What this task involves
Extract the complete listing and repeat it word for word.

Material for the task
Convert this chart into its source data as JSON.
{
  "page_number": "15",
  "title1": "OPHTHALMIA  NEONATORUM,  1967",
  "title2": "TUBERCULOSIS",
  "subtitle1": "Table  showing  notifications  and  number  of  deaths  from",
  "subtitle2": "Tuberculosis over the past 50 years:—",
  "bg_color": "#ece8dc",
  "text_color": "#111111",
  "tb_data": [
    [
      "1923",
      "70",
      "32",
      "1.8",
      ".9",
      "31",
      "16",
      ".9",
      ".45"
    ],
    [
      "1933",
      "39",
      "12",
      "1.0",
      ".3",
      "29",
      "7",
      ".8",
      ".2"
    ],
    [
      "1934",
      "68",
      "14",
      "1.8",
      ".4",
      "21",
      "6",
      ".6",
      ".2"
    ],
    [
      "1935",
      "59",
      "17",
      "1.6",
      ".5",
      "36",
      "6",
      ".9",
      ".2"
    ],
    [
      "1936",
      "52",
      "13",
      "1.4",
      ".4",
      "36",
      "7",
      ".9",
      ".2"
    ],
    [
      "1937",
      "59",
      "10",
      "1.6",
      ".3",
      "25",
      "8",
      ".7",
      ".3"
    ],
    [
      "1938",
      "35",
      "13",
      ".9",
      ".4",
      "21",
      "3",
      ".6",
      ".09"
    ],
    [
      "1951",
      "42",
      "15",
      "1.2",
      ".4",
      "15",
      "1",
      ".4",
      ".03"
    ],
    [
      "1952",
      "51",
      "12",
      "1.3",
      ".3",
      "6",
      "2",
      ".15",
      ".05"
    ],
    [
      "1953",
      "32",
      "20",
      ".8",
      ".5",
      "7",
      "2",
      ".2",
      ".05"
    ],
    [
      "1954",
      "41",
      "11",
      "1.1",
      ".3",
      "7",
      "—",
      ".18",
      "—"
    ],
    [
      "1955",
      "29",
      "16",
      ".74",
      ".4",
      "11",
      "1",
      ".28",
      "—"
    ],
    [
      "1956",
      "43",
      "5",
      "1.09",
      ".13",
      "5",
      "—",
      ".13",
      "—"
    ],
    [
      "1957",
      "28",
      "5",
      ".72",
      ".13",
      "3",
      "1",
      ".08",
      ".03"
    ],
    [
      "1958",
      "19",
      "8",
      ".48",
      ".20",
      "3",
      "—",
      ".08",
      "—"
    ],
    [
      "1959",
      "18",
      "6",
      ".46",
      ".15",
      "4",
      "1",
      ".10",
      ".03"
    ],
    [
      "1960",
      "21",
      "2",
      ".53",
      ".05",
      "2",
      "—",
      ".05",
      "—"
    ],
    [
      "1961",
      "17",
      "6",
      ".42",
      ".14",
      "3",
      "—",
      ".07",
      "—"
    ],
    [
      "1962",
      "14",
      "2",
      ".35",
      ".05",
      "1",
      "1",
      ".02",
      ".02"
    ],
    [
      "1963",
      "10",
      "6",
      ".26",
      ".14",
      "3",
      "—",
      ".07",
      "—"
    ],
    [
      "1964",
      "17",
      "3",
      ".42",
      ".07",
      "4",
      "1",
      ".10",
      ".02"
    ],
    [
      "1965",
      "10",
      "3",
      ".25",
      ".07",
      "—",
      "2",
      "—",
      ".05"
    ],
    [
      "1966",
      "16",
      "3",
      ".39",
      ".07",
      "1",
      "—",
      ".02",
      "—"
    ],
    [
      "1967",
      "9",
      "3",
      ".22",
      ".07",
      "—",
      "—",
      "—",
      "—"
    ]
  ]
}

Result of this exercise
Convert this chart into its source data as JSON.
{
  "page_number": "15",
  "title1": "OPHTHALMIA  NEONATORUM,  1967",
  "title2": "TUBERCULOSIS",
  "subtitle1": "Table  showing  notifications  and  number  of  deaths  from",
  "subtitle2": "Tuberculosis over the past 50 years:—",
  "bg_color": "#ece8dc",
  "text_color": "#111111",
  "tb_data": [
    [
      "1923",
      "70",
      "32",
      "1.8",
      ".9",
      "31",
      "16",
      ".9",
      ".45"
    ],
    [
      "1933",
      "39",
      "12",
      "1.0",
      ".3",
      "29",
      "7",
      ".8",
      ".2"
    ],
    [
      "1934",
      "68",
      "14",
      "1.8",
      ".4",
      "21",
      "6",
      ".6",
      ".2"
    ],
    [
      "1935",
      "59",
      "17",
      "1.6",
      ".5",
      "36",
      "6",
      ".9",
      ".2"
    ],
    [
      "1936",
      "52",
      "13",
      "1.4",
      ".4",
      "36",
      "7",
      ".9",
      ".2"
    ],
    [
      "1937",
      "59",
      "10",
      "1.6",
      ".3",
      "25",
      "8",
      ".7",
      ".3"
    ],
    [
      "1938",
      "35",
      "13",
      ".9",
      ".4",
      "21",
      "3",
      ".6",
      ".09"
    ],
    [
      "1951",
      "42",
      "15",
      "1.2",
      ".4",
      "15",
      "1",
      ".4",
      ".03"
    ],
    [
      "1952",
      "51",
      "12",
      "1.3",
      ".3",
      "6",
      "2",
      ".15",
      ".05"
    ],
    [
      "1953",
      "32",
      "20",
      ".8",
      ".5",
      "7",
      "2",
      ".2",
      ".05"
    ],
    [
      "1954",
      "41",
      "11",
      "1.1",
      ".3",
      "7",
      "—",
      ".18",
      "—"
    ],
    [
      "1955",
      "29",
      "16",
      ".74",
      ".4",
      "11",
      "1",
      ".28",
      "—"
    ],
    [
      "1956",
      "43",
      "5",
      "1.09",
      ".13",
      "5",
      "—",
      ".13",
      "—"
    ],
    [
      "1957",
      "28",
      "5",
      ".72",
      ".13",
      "3",
      "1",
      ".08",
      ".03"
    ],
    [
      "1958",
      "19",
      "8",
      ".48",
      ".20",
      "3",
      "—",
      ".08",
      "—"
    ],
    [
      "1959",
      "18",
      "6",
      ".46",
      ".15",
      "4",
      "1",
      ".10",
      ".03"
    ],
    [
      "1960",
      "21",
      "2",
      ".53",
      ".05",
      "2",
      "—",
      ".05",
      "—"
    ],
    [
      "1961",
      "17",
      "6",
      ".42",
      ".14",
      "3",
      "—",
      ".07",
      "—"
    ],
    [
      "1962",
      "14",
      "2",
      ".35",
      ".05",
      "1",
      "1",
      ".02",
      ".02"
    ],
    [
      "1963",
      "10",
      "6",
      ".26",
      ".14",
      "3",
      "—",
      ".07",
      "—"
    ],
    [
      "1964",
      "17",
      "3",
      ".42",
      ".07",
      "4",
      "1",
      ".10",
      ".02"
    ],
    [
      "1965",
      "10",
      "3",
      ".25",
      ".07",
      "—",
      "2",
      "—",
      ".05"
    ],
    [
      "1966",
      "16",
      "3",
      ".39",
      ".07",
      "1",
      "—",
      ".02",
      "—"
    ],
    [
      "1967",
      "9",
      "3",
      ".22",
      ".07",
      "—",
      "—",
      "—",
      "—"
    ]
  ]
}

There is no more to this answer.